>> Start Input for this task
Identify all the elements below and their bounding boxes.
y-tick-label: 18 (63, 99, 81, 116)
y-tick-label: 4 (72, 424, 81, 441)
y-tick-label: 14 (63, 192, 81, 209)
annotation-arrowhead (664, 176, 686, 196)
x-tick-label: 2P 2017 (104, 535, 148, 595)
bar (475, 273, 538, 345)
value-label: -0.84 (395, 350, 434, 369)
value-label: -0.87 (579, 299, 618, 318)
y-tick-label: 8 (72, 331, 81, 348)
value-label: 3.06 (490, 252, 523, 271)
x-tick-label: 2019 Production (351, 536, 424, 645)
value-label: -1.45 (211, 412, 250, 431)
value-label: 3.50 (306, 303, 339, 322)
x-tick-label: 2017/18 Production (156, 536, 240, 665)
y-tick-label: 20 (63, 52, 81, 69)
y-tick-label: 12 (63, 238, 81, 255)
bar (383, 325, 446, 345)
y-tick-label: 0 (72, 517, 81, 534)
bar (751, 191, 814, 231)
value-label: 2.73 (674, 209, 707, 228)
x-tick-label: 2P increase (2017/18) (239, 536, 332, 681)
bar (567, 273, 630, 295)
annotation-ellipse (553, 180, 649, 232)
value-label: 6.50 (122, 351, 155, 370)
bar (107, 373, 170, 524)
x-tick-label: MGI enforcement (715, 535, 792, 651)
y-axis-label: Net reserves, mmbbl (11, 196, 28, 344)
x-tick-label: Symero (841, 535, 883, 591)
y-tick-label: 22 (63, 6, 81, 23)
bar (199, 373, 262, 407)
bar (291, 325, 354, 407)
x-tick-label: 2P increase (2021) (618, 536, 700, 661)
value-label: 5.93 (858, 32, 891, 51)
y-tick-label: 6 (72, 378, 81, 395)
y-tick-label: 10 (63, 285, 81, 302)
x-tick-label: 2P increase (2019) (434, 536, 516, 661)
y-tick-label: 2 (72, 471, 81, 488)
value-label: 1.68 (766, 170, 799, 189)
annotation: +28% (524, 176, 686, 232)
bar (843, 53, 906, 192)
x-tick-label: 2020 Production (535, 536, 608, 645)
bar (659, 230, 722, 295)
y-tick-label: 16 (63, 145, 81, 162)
>> End Input for this task
**Task description:** Can you extract every line from the entries above and reproduce each one verbatim?

**Finished answer:**
Identify all the elements below and their bounding boxes.
y-tick-label: 18 (63, 99, 81, 116)
y-tick-label: 4 (72, 424, 81, 441)
y-tick-label: 14 (63, 192, 81, 209)
annotation-arrowhead (664, 176, 686, 196)
x-tick-label: 2P 2017 (104, 535, 148, 595)
bar (475, 273, 538, 345)
value-label: -0.84 (395, 350, 434, 369)
value-label: -0.87 (579, 299, 618, 318)
y-tick-label: 8 (72, 331, 81, 348)
value-label: 3.06 (490, 252, 523, 271)
x-tick-label: 2019 Production (351, 536, 424, 645)
value-label: -1.45 (211, 412, 250, 431)
value-label: 3.50 (306, 303, 339, 322)
x-tick-label: 2017/18 Production (156, 536, 240, 665)
y-tick-label: 20 (63, 52, 81, 69)
y-tick-label: 12 (63, 238, 81, 255)
bar (383, 325, 446, 345)
y-tick-label: 0 (72, 517, 81, 534)
bar (751, 191, 814, 231)
value-label: 2.73 (674, 209, 707, 228)
x-tick-label: 2P increase (2017/18) (239, 536, 332, 681)
bar (567, 273, 630, 295)
annotation-ellipse (553, 180, 649, 232)
value-label: 6.50 (122, 351, 155, 370)
bar (107, 373, 170, 524)
x-tick-label: MGI enforcement (715, 535, 792, 651)
y-axis-label: Net reserves, mmbbl (11, 196, 28, 344)
x-tick-label: Symero (841, 535, 883, 591)
y-tick-label: 22 (63, 6, 81, 23)
bar (199, 373, 262, 407)
bar (291, 325, 354, 407)
x-tick-label: 2P increase (2021) (618, 536, 700, 661)
value-label: 5.93 (858, 32, 891, 51)
y-tick-label: 6 (72, 378, 81, 395)
y-tick-label: 10 (63, 285, 81, 302)
x-tick-label: 2P increase (2019) (434, 536, 516, 661)
y-tick-label: 2 (72, 471, 81, 488)
value-label: 1.68 (766, 170, 799, 189)
annotation: +28% (524, 176, 686, 232)
bar (843, 53, 906, 192)
x-tick-label: 2020 Production (535, 536, 608, 645)
bar (659, 230, 722, 295)
y-tick-label: 16 (63, 145, 81, 162)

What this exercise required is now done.